## START Record excerpts

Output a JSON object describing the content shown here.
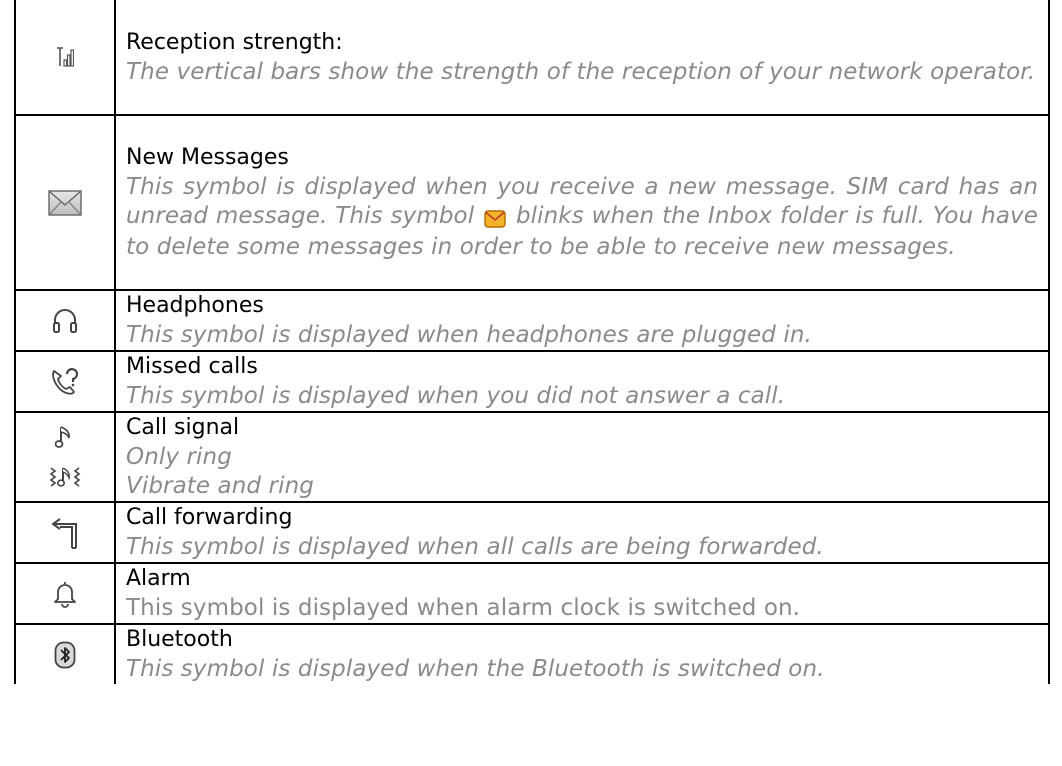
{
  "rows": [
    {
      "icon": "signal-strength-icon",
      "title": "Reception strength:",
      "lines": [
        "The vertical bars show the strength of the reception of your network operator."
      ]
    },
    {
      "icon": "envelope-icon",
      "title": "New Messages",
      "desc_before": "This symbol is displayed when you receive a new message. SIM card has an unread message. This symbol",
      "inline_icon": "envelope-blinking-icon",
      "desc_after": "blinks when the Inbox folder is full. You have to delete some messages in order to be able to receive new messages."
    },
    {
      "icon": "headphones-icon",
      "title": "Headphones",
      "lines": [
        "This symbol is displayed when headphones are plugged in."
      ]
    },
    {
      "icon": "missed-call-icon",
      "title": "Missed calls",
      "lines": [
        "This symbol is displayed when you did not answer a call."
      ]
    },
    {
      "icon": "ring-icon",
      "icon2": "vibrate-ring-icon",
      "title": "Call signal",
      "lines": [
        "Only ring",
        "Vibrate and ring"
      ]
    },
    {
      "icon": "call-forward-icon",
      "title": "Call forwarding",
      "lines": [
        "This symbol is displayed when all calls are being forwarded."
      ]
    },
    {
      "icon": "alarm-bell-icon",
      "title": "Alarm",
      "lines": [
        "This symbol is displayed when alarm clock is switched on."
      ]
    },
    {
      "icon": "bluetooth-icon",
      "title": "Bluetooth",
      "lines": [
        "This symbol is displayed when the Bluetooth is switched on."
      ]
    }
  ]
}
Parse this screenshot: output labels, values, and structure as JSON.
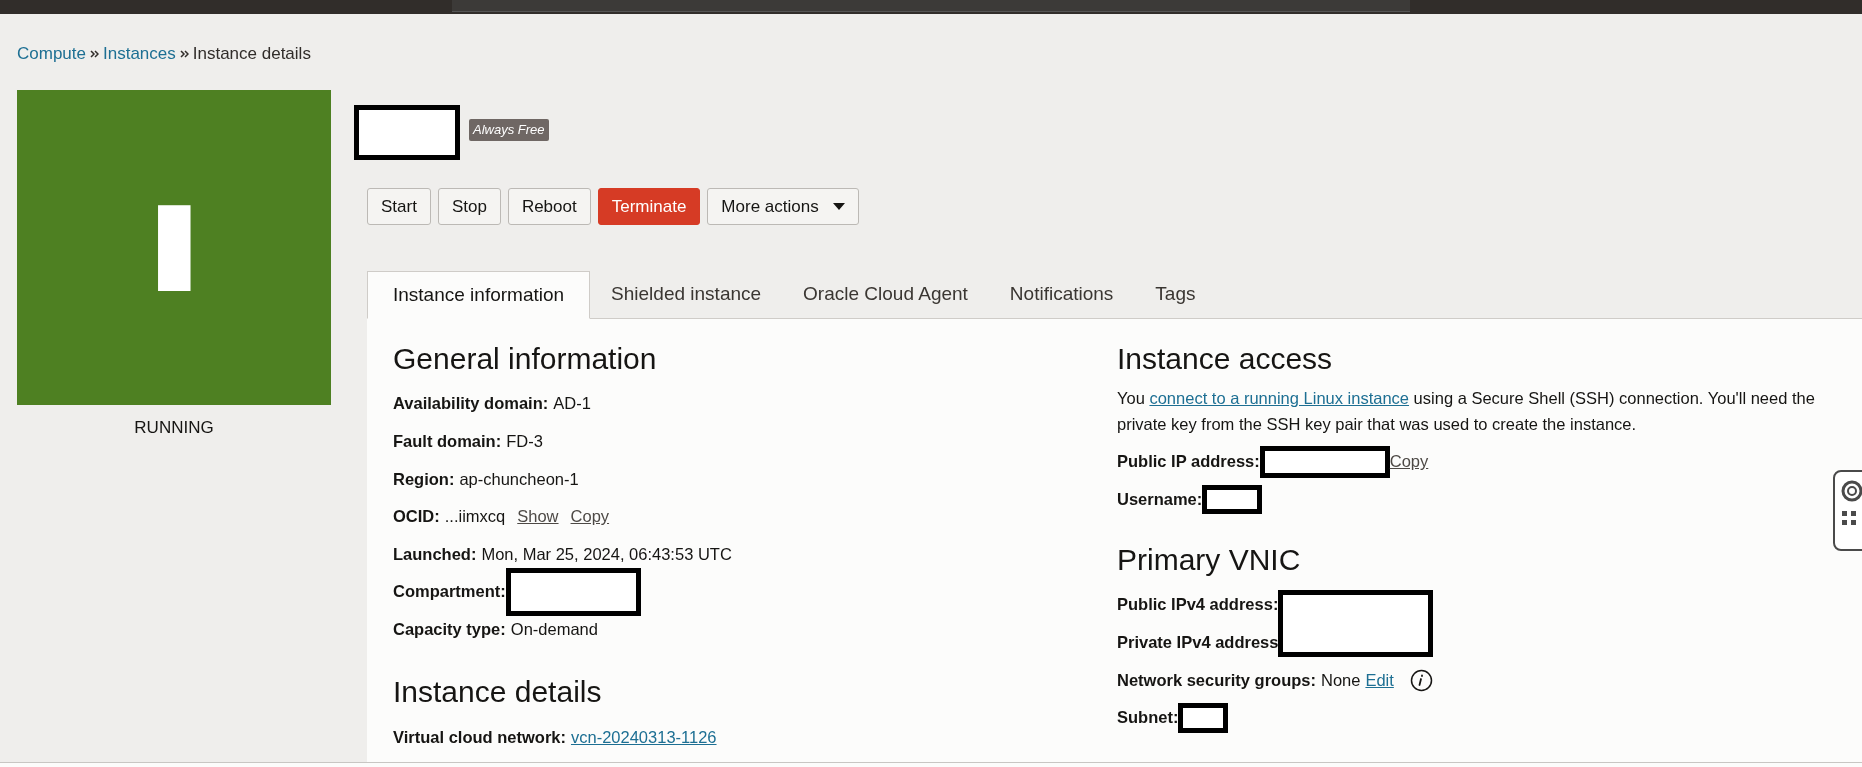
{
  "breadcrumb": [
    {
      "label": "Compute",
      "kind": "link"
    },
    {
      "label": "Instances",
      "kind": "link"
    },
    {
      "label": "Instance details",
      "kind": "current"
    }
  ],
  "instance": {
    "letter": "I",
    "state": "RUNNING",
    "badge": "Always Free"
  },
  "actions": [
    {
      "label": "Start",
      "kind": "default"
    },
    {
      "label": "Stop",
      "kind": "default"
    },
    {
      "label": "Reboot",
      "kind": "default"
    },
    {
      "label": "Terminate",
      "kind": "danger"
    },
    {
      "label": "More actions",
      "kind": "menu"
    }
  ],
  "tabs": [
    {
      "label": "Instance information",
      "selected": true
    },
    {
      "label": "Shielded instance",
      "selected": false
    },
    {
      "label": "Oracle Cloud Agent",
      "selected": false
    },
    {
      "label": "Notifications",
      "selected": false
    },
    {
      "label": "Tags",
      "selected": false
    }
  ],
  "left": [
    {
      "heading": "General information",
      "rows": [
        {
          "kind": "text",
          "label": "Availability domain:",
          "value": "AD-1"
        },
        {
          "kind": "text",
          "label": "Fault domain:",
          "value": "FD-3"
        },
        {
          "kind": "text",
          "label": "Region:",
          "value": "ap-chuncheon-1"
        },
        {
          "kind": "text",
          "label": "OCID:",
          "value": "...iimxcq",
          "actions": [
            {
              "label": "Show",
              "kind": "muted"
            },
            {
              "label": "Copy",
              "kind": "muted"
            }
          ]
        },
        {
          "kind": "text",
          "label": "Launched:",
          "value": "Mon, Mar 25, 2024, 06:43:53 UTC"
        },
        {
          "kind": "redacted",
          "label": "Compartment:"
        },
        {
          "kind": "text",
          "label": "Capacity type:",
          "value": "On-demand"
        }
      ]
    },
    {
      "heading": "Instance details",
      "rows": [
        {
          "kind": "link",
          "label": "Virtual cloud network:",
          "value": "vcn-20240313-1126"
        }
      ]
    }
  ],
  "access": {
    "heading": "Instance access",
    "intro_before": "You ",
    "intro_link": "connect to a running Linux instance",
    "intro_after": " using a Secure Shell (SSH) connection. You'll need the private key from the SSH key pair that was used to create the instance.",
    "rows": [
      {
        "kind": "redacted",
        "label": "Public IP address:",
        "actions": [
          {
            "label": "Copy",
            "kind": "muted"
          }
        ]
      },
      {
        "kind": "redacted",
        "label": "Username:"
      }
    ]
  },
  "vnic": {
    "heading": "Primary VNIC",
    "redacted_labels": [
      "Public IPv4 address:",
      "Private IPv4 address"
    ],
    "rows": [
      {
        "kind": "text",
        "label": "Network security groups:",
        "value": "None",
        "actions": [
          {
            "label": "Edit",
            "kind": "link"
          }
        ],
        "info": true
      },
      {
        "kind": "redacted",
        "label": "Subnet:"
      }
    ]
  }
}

## END Record excerpts

For the data above, state only how many lines include the word "ring".

**Response for this exercise**
4